-- Begin Data excerpts --

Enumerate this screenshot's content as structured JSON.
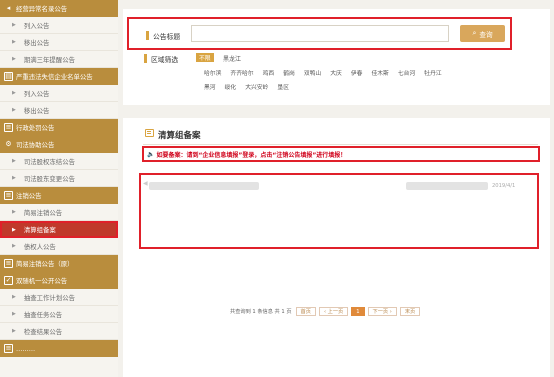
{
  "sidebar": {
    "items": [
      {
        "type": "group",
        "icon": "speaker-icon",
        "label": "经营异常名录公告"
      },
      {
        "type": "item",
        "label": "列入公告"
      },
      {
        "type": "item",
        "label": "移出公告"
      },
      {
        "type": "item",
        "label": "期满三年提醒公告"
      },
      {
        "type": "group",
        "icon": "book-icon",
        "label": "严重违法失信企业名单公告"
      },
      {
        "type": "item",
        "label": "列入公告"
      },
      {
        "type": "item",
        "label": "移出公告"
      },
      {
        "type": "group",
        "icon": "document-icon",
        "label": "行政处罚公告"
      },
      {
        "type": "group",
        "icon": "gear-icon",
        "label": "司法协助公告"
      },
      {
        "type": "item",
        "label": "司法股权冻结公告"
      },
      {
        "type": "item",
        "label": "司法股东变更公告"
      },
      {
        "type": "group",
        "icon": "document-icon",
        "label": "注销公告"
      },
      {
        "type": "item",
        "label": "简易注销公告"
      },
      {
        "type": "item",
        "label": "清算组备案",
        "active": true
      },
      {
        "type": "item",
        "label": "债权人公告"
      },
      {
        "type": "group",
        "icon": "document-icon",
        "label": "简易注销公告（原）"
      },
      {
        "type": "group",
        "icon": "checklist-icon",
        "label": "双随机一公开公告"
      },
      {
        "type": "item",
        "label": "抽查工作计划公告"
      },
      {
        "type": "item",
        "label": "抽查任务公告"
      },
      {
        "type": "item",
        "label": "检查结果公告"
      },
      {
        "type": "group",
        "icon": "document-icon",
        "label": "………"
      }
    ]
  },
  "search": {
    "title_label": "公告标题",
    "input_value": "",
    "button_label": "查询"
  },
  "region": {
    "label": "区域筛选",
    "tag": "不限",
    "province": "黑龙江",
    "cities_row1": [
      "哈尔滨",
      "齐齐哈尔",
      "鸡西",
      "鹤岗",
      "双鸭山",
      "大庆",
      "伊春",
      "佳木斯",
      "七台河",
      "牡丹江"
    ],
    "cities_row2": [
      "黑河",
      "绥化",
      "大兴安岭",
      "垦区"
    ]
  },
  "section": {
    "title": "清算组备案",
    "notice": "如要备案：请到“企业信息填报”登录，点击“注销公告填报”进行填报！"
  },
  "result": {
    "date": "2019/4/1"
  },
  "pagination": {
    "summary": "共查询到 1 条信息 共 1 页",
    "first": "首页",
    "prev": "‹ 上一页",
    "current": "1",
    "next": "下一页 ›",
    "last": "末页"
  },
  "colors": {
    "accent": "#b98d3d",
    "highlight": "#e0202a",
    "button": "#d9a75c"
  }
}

-- End Data excerpts --
-- Begin Data excerpts --

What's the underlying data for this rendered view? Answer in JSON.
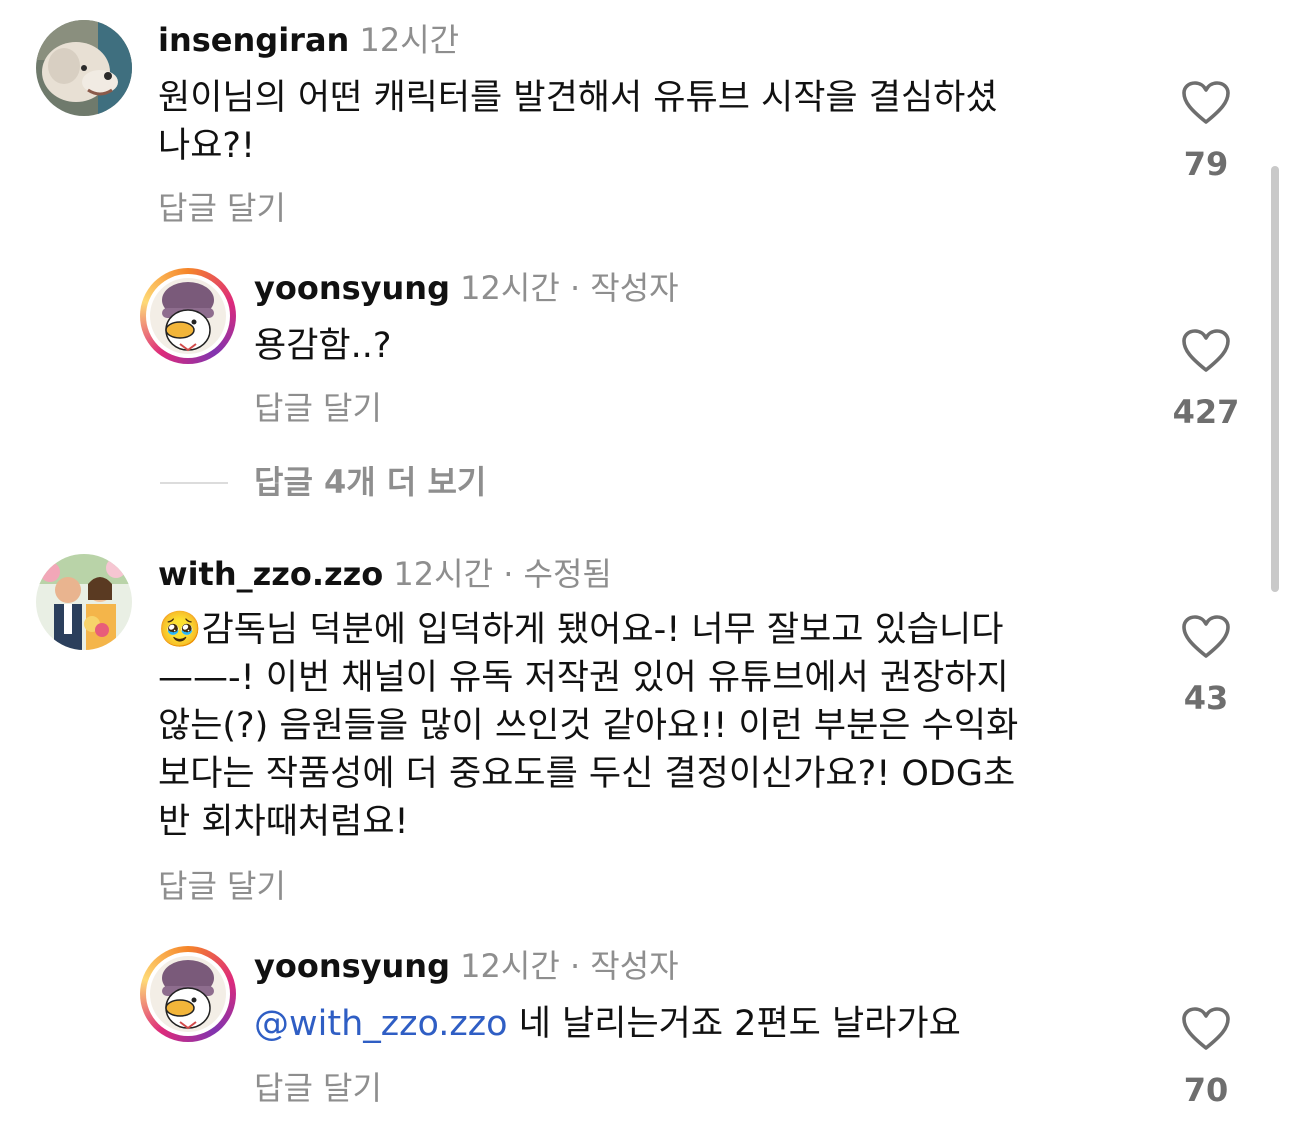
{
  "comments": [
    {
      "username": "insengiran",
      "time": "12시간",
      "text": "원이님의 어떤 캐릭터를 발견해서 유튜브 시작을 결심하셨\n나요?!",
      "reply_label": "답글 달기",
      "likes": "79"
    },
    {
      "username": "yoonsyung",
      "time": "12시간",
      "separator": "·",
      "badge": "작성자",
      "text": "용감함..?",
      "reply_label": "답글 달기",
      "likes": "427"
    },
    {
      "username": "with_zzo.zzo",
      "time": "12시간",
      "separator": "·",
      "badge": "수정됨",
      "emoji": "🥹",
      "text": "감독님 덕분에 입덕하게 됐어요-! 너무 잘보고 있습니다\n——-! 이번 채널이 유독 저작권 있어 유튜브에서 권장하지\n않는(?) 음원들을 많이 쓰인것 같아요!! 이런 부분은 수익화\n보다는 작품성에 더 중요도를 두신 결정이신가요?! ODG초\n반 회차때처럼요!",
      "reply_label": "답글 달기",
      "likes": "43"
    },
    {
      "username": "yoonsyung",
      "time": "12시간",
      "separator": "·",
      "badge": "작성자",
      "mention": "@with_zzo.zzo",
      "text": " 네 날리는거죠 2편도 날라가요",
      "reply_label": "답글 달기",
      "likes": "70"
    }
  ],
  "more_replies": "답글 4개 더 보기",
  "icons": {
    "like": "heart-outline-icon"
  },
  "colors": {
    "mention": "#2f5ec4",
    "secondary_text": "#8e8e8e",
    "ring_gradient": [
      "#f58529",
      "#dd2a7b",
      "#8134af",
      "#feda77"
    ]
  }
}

-- End Data excerpts --

Written problem
State the number of lines in the records that contain the string "JSON", and nothing more.

Answer
2